┌──
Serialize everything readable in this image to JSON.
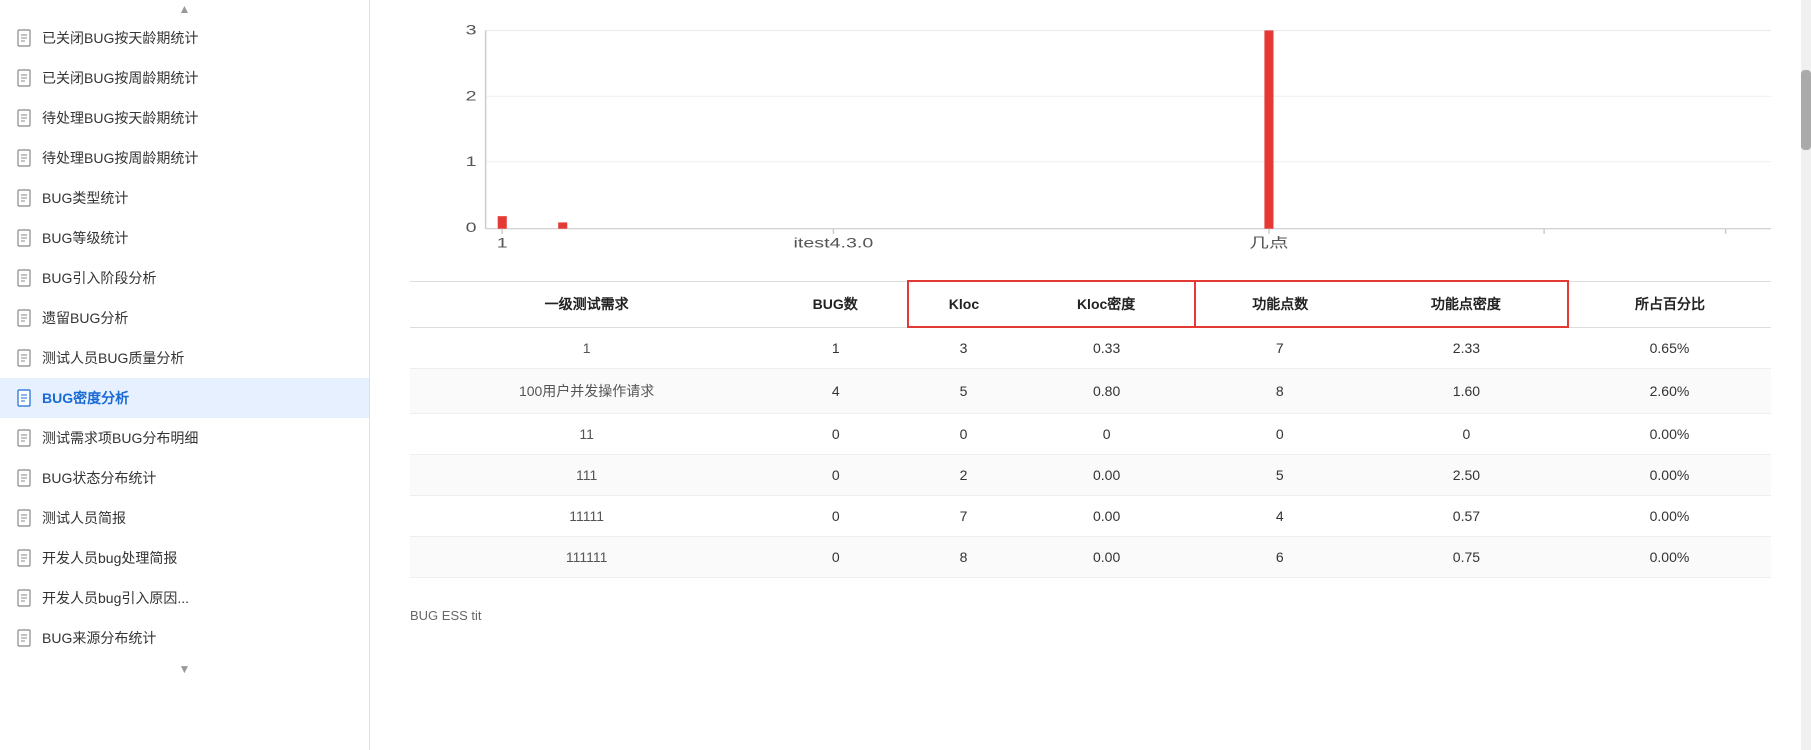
{
  "sidebar": {
    "items": [
      {
        "id": "closed-bug-daily",
        "label": "已关闭BUG按天龄期统计",
        "active": false
      },
      {
        "id": "closed-bug-weekly",
        "label": "已关闭BUG按周龄期统计",
        "active": false
      },
      {
        "id": "pending-bug-daily",
        "label": "待处理BUG按天龄期统计",
        "active": false
      },
      {
        "id": "pending-bug-weekly",
        "label": "待处理BUG按周龄期统计",
        "active": false
      },
      {
        "id": "bug-type",
        "label": "BUG类型统计",
        "active": false
      },
      {
        "id": "bug-level",
        "label": "BUG等级统计",
        "active": false
      },
      {
        "id": "bug-intro",
        "label": "BUG引入阶段分析",
        "active": false
      },
      {
        "id": "legacy-bug",
        "label": "遗留BUG分析",
        "active": false
      },
      {
        "id": "tester-bug-quality",
        "label": "测试人员BUG质量分析",
        "active": false
      },
      {
        "id": "bug-density",
        "label": "BUG密度分析",
        "active": true
      },
      {
        "id": "test-req-bug-detail",
        "label": "测试需求项BUG分布明细",
        "active": false
      },
      {
        "id": "bug-status-dist",
        "label": "BUG状态分布统计",
        "active": false
      },
      {
        "id": "tester-report",
        "label": "测试人员简报",
        "active": false
      },
      {
        "id": "dev-bug-report",
        "label": "开发人员bug处理简报",
        "active": false
      },
      {
        "id": "dev-bug-cause",
        "label": "开发人员bug引入原因...",
        "active": false
      },
      {
        "id": "bug-source-dist",
        "label": "BUG来源分布统计",
        "active": false
      }
    ]
  },
  "chart": {
    "y_labels": [
      "3",
      "2",
      "1",
      "0"
    ],
    "x_labels": [
      "1",
      "itest4.3.0",
      "几点"
    ],
    "bars": [
      {
        "x": 0.02,
        "height_ratio": 0.06,
        "color": "#e53935"
      },
      {
        "x": 0.07,
        "height_ratio": 0.03,
        "color": "#e53935"
      },
      {
        "x": 0.62,
        "height_ratio": 1.0,
        "color": "#e53935"
      }
    ]
  },
  "table": {
    "headers": [
      {
        "label": "一级测试需求",
        "group": "none"
      },
      {
        "label": "BUG数",
        "group": "none"
      },
      {
        "label": "Kloc",
        "group": "kloc-left"
      },
      {
        "label": "Kloc密度",
        "group": "kloc-right"
      },
      {
        "label": "功能点数",
        "group": "func-left"
      },
      {
        "label": "功能点密度",
        "group": "func-right"
      },
      {
        "label": "所占百分比",
        "group": "none"
      }
    ],
    "rows": [
      {
        "req": "1",
        "bug": "1",
        "kloc": "3",
        "kloc_density": "0.33",
        "func": "7",
        "func_density": "2.33",
        "percent": "0.65%"
      },
      {
        "req": "100用户并发操作请求",
        "bug": "4",
        "kloc": "5",
        "kloc_density": "0.80",
        "func": "8",
        "func_density": "1.60",
        "percent": "2.60%"
      },
      {
        "req": "11",
        "bug": "0",
        "kloc": "0",
        "kloc_density": "0",
        "func": "0",
        "func_density": "0",
        "percent": "0.00%"
      },
      {
        "req": "111",
        "bug": "0",
        "kloc": "2",
        "kloc_density": "0.00",
        "func": "5",
        "func_density": "2.50",
        "percent": "0.00%"
      },
      {
        "req": "11111",
        "bug": "0",
        "kloc": "7",
        "kloc_density": "0.00",
        "func": "4",
        "func_density": "0.57",
        "percent": "0.00%"
      },
      {
        "req": "111111",
        "bug": "0",
        "kloc": "8",
        "kloc_density": "0.00",
        "func": "6",
        "func_density": "0.75",
        "percent": "0.00%"
      }
    ]
  },
  "bottom_label": "BUG ESS  tit"
}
└──
WRITTEN REQUEST
Copy all the entries word for word. Omit any pictures.

THE COMPLETED TASK
Serialize everything readable in this image to JSON.
{
  "sidebar": {
    "items": [
      {
        "id": "closed-bug-daily",
        "label": "已关闭BUG按天龄期统计",
        "active": false
      },
      {
        "id": "closed-bug-weekly",
        "label": "已关闭BUG按周龄期统计",
        "active": false
      },
      {
        "id": "pending-bug-daily",
        "label": "待处理BUG按天龄期统计",
        "active": false
      },
      {
        "id": "pending-bug-weekly",
        "label": "待处理BUG按周龄期统计",
        "active": false
      },
      {
        "id": "bug-type",
        "label": "BUG类型统计",
        "active": false
      },
      {
        "id": "bug-level",
        "label": "BUG等级统计",
        "active": false
      },
      {
        "id": "bug-intro",
        "label": "BUG引入阶段分析",
        "active": false
      },
      {
        "id": "legacy-bug",
        "label": "遗留BUG分析",
        "active": false
      },
      {
        "id": "tester-bug-quality",
        "label": "测试人员BUG质量分析",
        "active": false
      },
      {
        "id": "bug-density",
        "label": "BUG密度分析",
        "active": true
      },
      {
        "id": "test-req-bug-detail",
        "label": "测试需求项BUG分布明细",
        "active": false
      },
      {
        "id": "bug-status-dist",
        "label": "BUG状态分布统计",
        "active": false
      },
      {
        "id": "tester-report",
        "label": "测试人员简报",
        "active": false
      },
      {
        "id": "dev-bug-report",
        "label": "开发人员bug处理简报",
        "active": false
      },
      {
        "id": "dev-bug-cause",
        "label": "开发人员bug引入原因...",
        "active": false
      },
      {
        "id": "bug-source-dist",
        "label": "BUG来源分布统计",
        "active": false
      }
    ]
  },
  "chart": {
    "y_labels": [
      "3",
      "2",
      "1",
      "0"
    ],
    "x_labels": [
      "1",
      "itest4.3.0",
      "几点"
    ],
    "bars": [
      {
        "x": 0.02,
        "height_ratio": 0.06,
        "color": "#e53935"
      },
      {
        "x": 0.07,
        "height_ratio": 0.03,
        "color": "#e53935"
      },
      {
        "x": 0.62,
        "height_ratio": 1.0,
        "color": "#e53935"
      }
    ]
  },
  "table": {
    "headers": [
      {
        "label": "一级测试需求",
        "group": "none"
      },
      {
        "label": "BUG数",
        "group": "none"
      },
      {
        "label": "Kloc",
        "group": "kloc-left"
      },
      {
        "label": "Kloc密度",
        "group": "kloc-right"
      },
      {
        "label": "功能点数",
        "group": "func-left"
      },
      {
        "label": "功能点密度",
        "group": "func-right"
      },
      {
        "label": "所占百分比",
        "group": "none"
      }
    ],
    "rows": [
      {
        "req": "1",
        "bug": "1",
        "kloc": "3",
        "kloc_density": "0.33",
        "func": "7",
        "func_density": "2.33",
        "percent": "0.65%"
      },
      {
        "req": "100用户并发操作请求",
        "bug": "4",
        "kloc": "5",
        "kloc_density": "0.80",
        "func": "8",
        "func_density": "1.60",
        "percent": "2.60%"
      },
      {
        "req": "11",
        "bug": "0",
        "kloc": "0",
        "kloc_density": "0",
        "func": "0",
        "func_density": "0",
        "percent": "0.00%"
      },
      {
        "req": "111",
        "bug": "0",
        "kloc": "2",
        "kloc_density": "0.00",
        "func": "5",
        "func_density": "2.50",
        "percent": "0.00%"
      },
      {
        "req": "11111",
        "bug": "0",
        "kloc": "7",
        "kloc_density": "0.00",
        "func": "4",
        "func_density": "0.57",
        "percent": "0.00%"
      },
      {
        "req": "111111",
        "bug": "0",
        "kloc": "8",
        "kloc_density": "0.00",
        "func": "6",
        "func_density": "0.75",
        "percent": "0.00%"
      }
    ]
  },
  "bottom_label": "BUG ESS  tit"
}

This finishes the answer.